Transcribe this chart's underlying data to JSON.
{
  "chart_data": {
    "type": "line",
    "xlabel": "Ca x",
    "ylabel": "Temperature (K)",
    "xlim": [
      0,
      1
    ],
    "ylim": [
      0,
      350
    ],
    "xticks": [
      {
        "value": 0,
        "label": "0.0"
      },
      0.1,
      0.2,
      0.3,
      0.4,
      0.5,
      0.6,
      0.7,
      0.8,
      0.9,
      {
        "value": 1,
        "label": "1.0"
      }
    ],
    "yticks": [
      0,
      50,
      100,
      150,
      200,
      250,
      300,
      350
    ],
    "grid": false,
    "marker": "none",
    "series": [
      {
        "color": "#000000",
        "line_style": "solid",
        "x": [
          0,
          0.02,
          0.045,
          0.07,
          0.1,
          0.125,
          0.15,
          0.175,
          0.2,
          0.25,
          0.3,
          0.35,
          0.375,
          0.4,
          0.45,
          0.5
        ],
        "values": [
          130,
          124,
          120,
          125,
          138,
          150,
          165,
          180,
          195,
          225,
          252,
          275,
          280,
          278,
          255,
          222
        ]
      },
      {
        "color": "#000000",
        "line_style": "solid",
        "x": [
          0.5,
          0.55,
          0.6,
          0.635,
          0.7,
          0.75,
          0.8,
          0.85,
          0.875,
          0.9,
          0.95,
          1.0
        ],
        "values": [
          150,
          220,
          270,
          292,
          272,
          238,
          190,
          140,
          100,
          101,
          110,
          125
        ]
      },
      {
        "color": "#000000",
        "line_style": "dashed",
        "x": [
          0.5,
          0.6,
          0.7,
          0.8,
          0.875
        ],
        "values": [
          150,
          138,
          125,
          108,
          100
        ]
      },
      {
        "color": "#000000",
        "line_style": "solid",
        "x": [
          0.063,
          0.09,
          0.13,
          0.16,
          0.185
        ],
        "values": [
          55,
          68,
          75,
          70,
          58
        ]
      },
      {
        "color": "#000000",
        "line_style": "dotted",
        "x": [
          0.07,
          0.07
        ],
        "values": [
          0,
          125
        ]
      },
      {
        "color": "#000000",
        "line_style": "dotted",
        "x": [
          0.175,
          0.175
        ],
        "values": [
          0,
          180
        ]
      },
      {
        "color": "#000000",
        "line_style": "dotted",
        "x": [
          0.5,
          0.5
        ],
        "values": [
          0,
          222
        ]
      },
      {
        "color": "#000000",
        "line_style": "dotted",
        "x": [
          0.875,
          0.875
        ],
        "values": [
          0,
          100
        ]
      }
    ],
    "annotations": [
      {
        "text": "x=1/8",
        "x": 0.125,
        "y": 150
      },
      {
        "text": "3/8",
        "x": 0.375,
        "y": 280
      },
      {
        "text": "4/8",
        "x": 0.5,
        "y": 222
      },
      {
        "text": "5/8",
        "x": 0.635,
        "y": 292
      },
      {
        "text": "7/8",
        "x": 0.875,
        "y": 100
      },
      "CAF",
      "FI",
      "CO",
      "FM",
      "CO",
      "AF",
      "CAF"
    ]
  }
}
********
Show every line from the entries above in which "text" appears.

        "text": "x=1/8",
        "text": "3/8",
        "text": "4/8",
        "text": "5/8",
        "text": "7/8",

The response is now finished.